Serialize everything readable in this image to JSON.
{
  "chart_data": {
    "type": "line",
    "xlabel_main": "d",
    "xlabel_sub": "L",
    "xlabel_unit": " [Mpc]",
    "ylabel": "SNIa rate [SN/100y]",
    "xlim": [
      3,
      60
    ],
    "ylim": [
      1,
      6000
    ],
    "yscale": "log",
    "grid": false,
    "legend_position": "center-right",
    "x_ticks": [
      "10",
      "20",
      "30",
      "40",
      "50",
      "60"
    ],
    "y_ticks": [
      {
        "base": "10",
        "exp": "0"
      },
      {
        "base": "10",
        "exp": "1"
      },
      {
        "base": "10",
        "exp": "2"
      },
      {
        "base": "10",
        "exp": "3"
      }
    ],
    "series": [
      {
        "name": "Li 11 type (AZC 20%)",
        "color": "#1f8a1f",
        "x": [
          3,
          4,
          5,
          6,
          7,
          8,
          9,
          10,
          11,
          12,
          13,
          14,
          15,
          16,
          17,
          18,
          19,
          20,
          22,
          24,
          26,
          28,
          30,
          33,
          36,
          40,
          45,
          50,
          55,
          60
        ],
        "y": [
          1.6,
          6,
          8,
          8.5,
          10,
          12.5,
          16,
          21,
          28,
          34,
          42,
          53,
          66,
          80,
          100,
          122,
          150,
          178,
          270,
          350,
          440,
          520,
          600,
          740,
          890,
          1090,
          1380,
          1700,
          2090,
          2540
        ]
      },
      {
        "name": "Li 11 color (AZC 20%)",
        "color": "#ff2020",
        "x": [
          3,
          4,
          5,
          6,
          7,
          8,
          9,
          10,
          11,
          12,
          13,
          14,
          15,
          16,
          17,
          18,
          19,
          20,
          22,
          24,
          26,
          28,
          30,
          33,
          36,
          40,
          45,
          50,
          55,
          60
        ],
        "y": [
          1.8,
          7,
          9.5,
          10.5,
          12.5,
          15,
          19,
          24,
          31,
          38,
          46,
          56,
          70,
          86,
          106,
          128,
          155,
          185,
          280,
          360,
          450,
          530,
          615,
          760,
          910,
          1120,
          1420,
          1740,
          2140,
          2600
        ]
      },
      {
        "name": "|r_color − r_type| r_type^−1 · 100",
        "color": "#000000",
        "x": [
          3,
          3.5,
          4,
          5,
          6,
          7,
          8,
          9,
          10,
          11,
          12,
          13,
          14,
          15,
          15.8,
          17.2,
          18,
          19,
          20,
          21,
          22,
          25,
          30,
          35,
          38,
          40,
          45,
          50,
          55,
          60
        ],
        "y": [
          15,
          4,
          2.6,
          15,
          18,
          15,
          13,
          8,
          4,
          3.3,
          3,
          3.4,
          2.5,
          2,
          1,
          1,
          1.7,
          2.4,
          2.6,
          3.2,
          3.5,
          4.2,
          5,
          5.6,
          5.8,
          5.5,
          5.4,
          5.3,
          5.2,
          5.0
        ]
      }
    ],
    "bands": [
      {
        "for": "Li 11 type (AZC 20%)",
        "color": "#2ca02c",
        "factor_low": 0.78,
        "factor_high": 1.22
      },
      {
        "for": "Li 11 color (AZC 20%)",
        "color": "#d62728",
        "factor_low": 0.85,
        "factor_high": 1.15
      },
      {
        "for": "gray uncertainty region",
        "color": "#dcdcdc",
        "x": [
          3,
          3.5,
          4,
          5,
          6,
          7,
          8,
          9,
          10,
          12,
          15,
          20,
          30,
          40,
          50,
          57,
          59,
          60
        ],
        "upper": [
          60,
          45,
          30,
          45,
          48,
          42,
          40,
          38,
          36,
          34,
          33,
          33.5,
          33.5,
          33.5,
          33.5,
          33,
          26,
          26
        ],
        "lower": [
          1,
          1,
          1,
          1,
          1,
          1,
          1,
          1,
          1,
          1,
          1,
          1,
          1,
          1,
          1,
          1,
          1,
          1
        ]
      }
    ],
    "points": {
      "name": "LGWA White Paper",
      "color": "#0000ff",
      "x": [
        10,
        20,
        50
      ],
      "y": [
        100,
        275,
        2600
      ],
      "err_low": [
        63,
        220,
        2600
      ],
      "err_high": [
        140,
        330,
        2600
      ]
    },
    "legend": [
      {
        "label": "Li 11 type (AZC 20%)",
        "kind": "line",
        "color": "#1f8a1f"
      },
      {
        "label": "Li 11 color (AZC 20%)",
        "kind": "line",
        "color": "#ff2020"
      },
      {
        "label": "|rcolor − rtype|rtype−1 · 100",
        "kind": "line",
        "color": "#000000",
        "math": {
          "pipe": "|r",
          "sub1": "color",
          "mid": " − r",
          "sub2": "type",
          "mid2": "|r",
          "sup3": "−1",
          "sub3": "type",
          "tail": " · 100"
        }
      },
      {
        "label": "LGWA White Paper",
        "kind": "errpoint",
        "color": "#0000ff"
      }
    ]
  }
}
******
◆ **Exercise details**:
Write only the number of lines in the data above that include "name".

◆ **Output of the task**:
4